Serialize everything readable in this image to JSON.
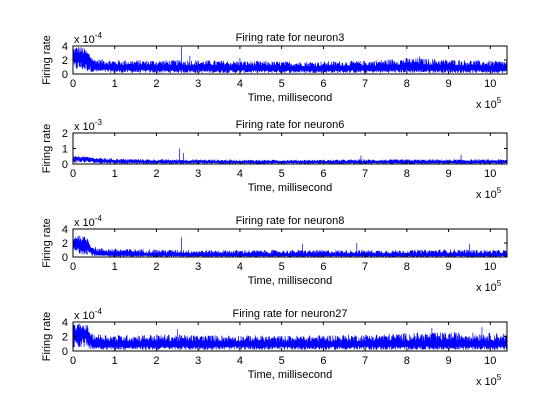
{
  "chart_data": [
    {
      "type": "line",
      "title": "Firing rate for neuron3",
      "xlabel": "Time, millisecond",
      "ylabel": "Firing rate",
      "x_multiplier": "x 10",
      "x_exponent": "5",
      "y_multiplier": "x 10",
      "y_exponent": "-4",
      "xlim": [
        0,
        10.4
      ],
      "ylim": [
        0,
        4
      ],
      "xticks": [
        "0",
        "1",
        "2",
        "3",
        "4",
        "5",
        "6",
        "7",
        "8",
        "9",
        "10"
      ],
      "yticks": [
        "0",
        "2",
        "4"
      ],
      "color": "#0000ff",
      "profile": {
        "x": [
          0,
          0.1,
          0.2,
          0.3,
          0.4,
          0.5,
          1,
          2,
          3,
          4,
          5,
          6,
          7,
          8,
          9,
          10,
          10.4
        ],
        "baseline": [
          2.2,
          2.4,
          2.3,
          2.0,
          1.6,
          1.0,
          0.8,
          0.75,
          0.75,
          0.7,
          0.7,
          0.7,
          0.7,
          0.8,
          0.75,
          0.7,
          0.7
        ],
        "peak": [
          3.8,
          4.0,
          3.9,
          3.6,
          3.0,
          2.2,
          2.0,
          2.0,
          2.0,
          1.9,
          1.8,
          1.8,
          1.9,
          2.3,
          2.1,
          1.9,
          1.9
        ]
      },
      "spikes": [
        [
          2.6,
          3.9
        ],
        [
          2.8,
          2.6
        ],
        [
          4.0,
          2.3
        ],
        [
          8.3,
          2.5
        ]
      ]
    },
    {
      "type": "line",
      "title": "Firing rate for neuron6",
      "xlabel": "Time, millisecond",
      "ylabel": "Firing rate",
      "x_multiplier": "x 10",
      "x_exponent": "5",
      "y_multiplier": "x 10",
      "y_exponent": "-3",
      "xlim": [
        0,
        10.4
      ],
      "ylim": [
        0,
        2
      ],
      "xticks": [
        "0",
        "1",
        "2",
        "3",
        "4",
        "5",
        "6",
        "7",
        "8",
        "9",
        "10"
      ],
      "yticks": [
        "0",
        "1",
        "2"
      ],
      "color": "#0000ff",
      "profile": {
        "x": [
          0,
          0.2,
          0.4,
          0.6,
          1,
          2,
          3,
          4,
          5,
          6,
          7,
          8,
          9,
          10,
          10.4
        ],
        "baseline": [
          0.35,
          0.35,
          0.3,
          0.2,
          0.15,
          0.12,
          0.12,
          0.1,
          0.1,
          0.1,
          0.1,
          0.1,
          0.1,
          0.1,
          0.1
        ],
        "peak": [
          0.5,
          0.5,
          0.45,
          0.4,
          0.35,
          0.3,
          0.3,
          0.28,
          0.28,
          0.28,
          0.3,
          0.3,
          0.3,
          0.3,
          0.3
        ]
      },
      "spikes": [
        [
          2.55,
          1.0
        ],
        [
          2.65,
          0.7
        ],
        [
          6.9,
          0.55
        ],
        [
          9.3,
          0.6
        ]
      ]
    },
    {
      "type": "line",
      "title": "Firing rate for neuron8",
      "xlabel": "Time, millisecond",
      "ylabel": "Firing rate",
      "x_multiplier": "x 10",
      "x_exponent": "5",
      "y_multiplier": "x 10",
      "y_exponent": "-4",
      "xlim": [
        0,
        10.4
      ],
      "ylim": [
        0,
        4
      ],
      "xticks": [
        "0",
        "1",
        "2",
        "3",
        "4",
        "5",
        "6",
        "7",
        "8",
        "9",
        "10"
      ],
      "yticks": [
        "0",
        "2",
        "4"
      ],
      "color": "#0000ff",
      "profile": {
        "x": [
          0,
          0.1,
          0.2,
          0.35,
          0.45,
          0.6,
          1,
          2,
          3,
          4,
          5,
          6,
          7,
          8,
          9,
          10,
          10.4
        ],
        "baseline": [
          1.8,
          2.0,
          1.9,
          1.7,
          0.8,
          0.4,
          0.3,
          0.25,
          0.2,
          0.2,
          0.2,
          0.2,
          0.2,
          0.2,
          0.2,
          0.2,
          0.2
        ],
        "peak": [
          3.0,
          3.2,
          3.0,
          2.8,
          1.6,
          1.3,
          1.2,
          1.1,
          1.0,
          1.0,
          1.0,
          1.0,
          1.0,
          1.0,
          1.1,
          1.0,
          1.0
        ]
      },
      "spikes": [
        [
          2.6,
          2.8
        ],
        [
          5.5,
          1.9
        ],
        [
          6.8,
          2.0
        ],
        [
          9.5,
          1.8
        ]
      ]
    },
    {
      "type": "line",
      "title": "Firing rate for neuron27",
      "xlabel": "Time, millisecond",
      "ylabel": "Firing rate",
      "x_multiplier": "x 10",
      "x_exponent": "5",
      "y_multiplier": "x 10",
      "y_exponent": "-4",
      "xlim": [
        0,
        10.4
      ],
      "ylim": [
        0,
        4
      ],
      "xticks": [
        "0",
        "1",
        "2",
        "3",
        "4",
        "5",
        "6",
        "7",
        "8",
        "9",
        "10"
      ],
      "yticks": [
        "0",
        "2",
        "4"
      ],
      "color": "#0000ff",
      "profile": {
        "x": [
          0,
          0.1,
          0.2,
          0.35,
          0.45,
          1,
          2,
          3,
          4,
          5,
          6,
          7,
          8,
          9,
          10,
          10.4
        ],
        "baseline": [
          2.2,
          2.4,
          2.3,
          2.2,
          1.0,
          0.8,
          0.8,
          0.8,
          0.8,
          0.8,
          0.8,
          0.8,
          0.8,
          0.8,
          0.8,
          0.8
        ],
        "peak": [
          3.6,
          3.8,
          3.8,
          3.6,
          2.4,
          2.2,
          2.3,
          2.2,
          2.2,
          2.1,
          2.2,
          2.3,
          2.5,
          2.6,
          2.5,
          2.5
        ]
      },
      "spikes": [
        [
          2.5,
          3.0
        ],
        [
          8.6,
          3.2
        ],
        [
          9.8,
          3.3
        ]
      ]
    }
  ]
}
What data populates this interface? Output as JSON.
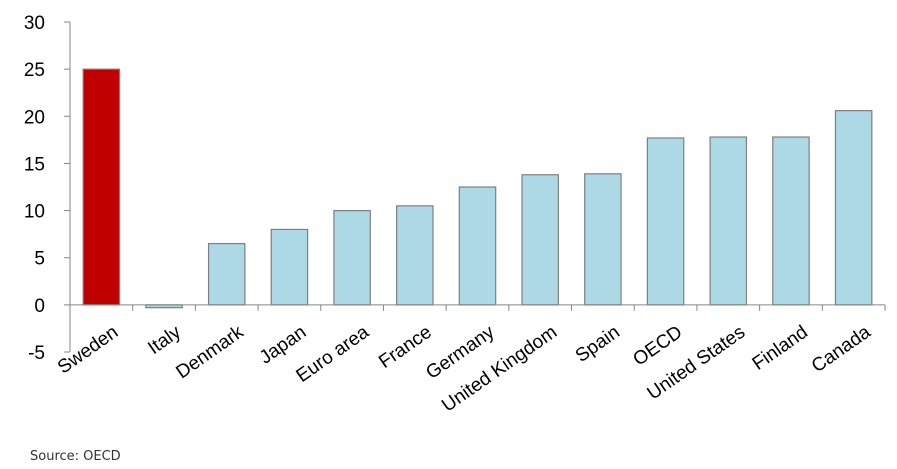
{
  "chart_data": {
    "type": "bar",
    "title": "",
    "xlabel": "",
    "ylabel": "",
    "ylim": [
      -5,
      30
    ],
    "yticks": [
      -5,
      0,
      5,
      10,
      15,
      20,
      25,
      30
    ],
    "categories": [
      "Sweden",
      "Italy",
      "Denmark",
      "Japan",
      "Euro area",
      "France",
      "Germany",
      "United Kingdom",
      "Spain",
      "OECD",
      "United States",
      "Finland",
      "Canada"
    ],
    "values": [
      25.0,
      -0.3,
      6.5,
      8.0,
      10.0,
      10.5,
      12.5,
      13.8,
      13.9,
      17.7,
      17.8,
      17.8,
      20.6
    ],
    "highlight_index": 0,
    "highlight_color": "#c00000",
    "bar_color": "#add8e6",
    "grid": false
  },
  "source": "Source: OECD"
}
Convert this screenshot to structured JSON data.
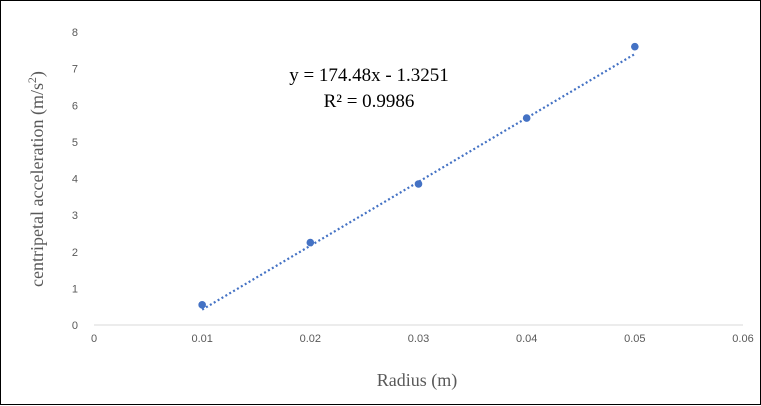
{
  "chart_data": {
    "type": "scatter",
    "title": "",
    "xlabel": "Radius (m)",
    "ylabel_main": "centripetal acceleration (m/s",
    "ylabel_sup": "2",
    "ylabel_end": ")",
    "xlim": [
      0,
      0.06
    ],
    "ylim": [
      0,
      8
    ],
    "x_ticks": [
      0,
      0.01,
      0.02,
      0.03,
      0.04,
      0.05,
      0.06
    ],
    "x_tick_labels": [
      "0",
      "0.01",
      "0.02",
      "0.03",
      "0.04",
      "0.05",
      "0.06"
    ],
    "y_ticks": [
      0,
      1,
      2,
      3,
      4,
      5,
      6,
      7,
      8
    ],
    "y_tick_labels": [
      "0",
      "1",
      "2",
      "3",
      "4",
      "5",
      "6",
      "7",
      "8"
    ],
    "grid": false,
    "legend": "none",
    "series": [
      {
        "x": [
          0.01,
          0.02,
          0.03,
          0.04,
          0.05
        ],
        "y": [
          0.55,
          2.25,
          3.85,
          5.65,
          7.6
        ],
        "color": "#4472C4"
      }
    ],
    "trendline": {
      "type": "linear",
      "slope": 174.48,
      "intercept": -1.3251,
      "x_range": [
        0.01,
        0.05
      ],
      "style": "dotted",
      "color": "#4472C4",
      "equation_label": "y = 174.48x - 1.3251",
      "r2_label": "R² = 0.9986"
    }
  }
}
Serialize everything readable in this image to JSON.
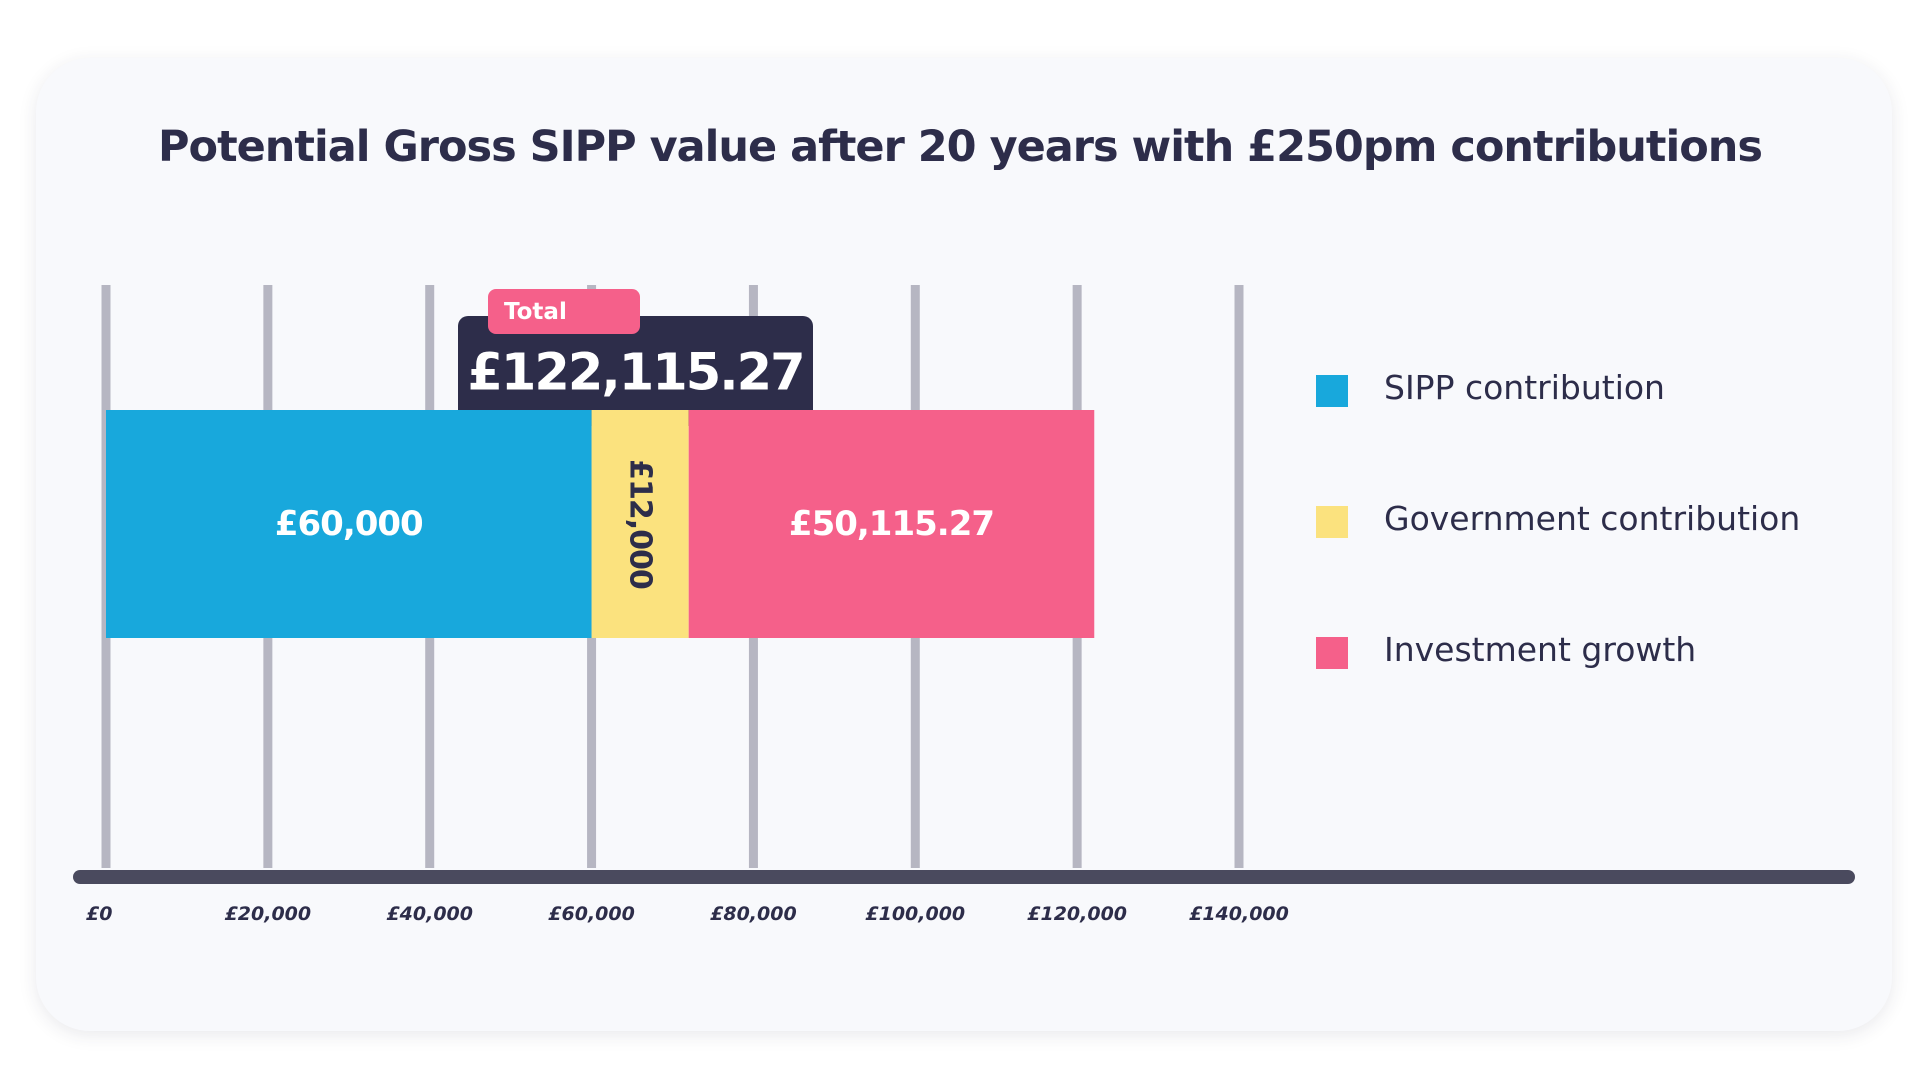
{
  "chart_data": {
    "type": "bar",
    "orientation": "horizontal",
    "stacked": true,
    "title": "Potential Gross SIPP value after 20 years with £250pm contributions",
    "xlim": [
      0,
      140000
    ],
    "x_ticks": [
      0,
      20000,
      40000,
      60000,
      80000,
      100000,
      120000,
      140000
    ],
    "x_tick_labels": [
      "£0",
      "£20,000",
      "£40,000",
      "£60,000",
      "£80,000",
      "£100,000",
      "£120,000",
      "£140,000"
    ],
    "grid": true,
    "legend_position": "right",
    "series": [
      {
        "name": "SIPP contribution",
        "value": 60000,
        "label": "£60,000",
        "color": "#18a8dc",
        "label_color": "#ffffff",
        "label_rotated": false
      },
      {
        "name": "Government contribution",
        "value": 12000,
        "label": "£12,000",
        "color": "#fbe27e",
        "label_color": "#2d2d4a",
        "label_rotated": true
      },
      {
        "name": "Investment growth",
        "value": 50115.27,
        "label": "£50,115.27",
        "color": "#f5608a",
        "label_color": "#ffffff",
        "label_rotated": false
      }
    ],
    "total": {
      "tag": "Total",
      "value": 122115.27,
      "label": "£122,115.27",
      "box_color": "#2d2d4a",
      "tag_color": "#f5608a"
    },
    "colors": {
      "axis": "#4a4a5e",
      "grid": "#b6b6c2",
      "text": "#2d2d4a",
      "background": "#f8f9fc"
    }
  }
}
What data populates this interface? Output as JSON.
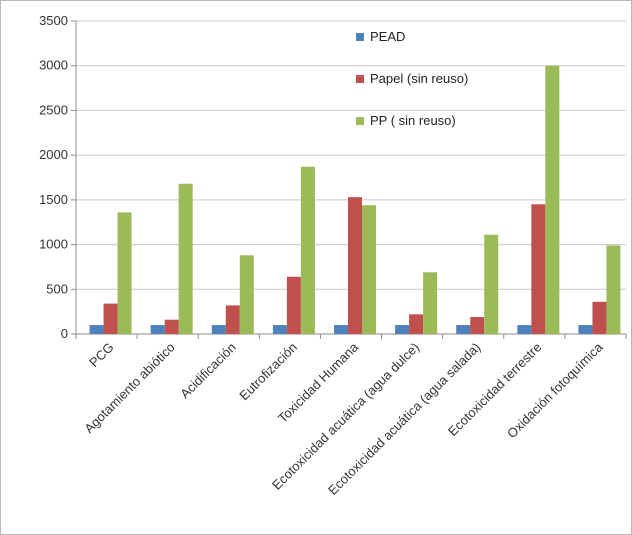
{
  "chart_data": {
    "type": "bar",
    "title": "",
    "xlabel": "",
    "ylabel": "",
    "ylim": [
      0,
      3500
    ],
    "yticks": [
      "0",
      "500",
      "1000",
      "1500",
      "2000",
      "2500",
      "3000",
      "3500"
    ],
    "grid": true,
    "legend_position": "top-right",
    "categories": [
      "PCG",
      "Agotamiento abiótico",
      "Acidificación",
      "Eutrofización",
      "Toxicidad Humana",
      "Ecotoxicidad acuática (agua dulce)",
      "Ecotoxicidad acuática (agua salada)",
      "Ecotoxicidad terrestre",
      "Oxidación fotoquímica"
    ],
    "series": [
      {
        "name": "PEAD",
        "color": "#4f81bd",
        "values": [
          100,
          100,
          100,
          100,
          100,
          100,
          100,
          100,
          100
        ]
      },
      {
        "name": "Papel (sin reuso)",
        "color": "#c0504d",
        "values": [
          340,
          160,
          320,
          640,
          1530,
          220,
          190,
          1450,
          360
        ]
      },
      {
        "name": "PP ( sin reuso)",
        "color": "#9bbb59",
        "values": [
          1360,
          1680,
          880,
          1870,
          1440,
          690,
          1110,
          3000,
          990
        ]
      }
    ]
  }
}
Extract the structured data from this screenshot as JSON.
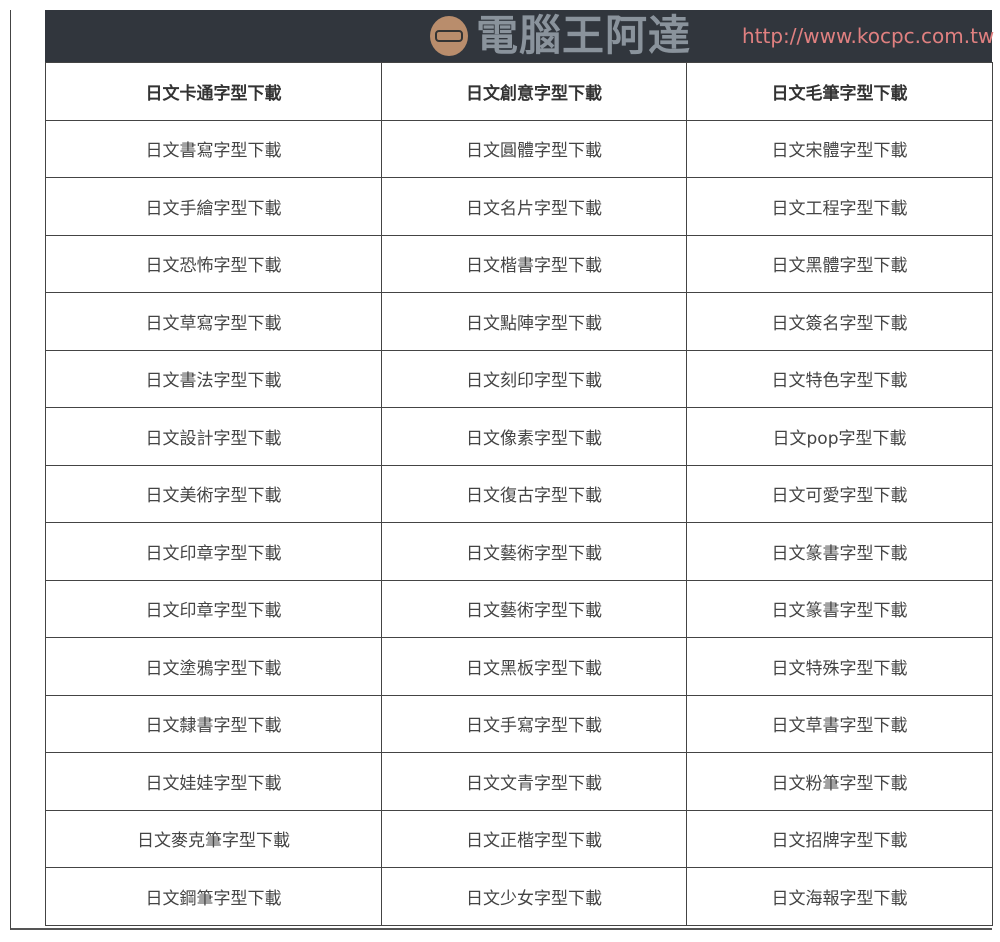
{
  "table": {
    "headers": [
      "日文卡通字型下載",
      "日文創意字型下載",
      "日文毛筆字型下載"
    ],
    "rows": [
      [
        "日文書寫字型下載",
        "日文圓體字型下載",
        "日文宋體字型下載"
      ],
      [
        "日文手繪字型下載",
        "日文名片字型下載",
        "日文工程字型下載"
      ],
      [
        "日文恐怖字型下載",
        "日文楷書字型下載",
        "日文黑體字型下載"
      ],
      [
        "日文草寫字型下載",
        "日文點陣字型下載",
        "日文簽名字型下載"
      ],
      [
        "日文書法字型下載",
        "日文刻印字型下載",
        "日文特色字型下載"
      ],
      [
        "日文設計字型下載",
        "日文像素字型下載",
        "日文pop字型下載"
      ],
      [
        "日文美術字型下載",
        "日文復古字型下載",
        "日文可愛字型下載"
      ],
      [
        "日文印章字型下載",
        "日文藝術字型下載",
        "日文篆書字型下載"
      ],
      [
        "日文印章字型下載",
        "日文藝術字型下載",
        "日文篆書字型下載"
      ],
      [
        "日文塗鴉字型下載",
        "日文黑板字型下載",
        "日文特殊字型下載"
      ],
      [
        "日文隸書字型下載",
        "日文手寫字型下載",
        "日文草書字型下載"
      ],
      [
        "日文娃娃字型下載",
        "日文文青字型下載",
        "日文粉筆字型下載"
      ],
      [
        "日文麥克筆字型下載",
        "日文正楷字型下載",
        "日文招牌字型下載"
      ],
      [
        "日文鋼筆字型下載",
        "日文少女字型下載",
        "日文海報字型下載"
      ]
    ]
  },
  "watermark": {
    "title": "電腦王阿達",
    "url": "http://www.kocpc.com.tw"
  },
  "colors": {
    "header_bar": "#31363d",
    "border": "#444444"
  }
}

_ _ _ _ _

__WHAT TO DO__
Check all the records above and select each line where the string "right" is found.

__TASK ANSWER__
    "legend_position": "right",
    "legend_position": "top-right",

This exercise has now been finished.